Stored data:

——————————

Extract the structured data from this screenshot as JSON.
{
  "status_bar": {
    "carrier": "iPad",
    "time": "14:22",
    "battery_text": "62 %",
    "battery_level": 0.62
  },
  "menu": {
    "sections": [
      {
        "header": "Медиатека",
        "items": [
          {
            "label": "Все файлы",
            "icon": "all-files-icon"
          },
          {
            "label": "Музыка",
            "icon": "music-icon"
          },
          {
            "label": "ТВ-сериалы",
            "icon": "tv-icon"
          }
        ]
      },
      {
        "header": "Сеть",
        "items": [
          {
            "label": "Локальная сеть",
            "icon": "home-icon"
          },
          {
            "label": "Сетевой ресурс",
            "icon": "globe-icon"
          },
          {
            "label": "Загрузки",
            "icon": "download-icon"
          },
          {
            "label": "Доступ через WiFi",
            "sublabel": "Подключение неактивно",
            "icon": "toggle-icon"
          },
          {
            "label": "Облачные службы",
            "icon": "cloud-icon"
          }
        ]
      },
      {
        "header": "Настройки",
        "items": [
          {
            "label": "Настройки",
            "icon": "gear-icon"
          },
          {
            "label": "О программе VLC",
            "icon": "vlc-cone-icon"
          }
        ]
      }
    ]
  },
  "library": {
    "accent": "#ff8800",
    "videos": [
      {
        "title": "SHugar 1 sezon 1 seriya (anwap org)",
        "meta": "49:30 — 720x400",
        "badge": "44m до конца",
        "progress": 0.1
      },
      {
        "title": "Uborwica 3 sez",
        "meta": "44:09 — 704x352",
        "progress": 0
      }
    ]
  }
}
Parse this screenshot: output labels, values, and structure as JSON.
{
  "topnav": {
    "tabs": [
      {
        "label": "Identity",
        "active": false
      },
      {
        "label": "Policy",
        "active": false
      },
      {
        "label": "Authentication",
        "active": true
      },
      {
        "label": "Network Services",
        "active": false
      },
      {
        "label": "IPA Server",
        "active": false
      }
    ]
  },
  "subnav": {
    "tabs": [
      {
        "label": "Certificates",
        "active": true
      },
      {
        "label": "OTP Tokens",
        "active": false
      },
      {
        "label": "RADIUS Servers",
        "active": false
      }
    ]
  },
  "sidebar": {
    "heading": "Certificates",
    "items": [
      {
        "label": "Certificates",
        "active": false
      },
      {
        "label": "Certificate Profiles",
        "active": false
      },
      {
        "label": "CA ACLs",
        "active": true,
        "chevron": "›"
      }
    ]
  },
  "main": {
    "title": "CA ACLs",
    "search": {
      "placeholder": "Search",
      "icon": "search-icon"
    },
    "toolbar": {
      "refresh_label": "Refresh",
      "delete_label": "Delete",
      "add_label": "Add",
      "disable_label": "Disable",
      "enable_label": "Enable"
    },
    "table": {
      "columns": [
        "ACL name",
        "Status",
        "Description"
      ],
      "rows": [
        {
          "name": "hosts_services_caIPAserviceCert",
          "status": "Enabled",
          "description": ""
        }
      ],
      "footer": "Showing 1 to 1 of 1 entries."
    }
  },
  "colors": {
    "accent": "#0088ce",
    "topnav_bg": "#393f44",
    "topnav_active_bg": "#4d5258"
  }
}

——————————

§ **Exercise directions**
Extract all the entries word for word.

§ **Full output**
Extract the structured data from this screenshot as JSON.
{
  "status_bar": {
    "carrier": "iPad",
    "time": "14:22",
    "battery_text": "62 %",
    "battery_level": 0.62
  },
  "menu": {
    "sections": [
      {
        "header": "Медиатека",
        "items": [
          {
            "label": "Все файлы",
            "icon": "all-files-icon"
          },
          {
            "label": "Музыка",
            "icon": "music-icon"
          },
          {
            "label": "ТВ-сериалы",
            "icon": "tv-icon"
          }
        ]
      },
      {
        "header": "Сеть",
        "items": [
          {
            "label": "Локальная сеть",
            "icon": "home-icon"
          },
          {
            "label": "Сетевой ресурс",
            "icon": "globe-icon"
          },
          {
            "label": "Загрузки",
            "icon": "download-icon"
          },
          {
            "label": "Доступ через WiFi",
            "sublabel": "Подключение неактивно",
            "icon": "toggle-icon"
          },
          {
            "label": "Облачные службы",
            "icon": "cloud-icon"
          }
        ]
      },
      {
        "header": "Настройки",
        "items": [
          {
            "label": "Настройки",
            "icon": "gear-icon"
          },
          {
            "label": "О программе VLC",
            "icon": "vlc-cone-icon"
          }
        ]
      }
    ]
  },
  "library": {
    "accent": "#ff8800",
    "videos": [
      {
        "title": "SHugar 1 sezon 1 seriya (anwap org)",
        "meta": "49:30 — 720x400",
        "badge": "44m до конца",
        "progress": 0.1
      },
      {
        "title": "Uborwica 3 sez",
        "meta": "44:09 — 704x352",
        "progress": 0
      }
    ]
  }
}
Parse this screenshot: output labels, values, and structure as JSON.
{
  "topnav": {
    "tabs": [
      {
        "label": "Identity",
        "active": false
      },
      {
        "label": "Policy",
        "active": false
      },
      {
        "label": "Authentication",
        "active": true
      },
      {
        "label": "Network Services",
        "active": false
      },
      {
        "label": "IPA Server",
        "active": false
      }
    ]
  },
  "subnav": {
    "tabs": [
      {
        "label": "Certificates",
        "active": true
      },
      {
        "label": "OTP Tokens",
        "active": false
      },
      {
        "label": "RADIUS Servers",
        "active": false
      }
    ]
  },
  "sidebar": {
    "heading": "Certificates",
    "items": [
      {
        "label": "Certificates",
        "active": false
      },
      {
        "label": "Certificate Profiles",
        "active": false
      },
      {
        "label": "CA ACLs",
        "active": true,
        "chevron": "›"
      }
    ]
  },
  "main": {
    "title": "CA ACLs",
    "search": {
      "placeholder": "Search",
      "icon": "search-icon"
    },
    "toolbar": {
      "refresh_label": "Refresh",
      "delete_label": "Delete",
      "add_label": "Add",
      "disable_label": "Disable",
      "enable_label": "Enable"
    },
    "table": {
      "columns": [
        "ACL name",
        "Status",
        "Description"
      ],
      "rows": [
        {
          "name": "hosts_services_caIPAserviceCert",
          "status": "Enabled",
          "description": ""
        }
      ],
      "footer": "Showing 1 to 1 of 1 entries."
    }
  },
  "colors": {
    "accent": "#0088ce",
    "topnav_bg": "#393f44",
    "topnav_active_bg": "#4d5258"
  }
}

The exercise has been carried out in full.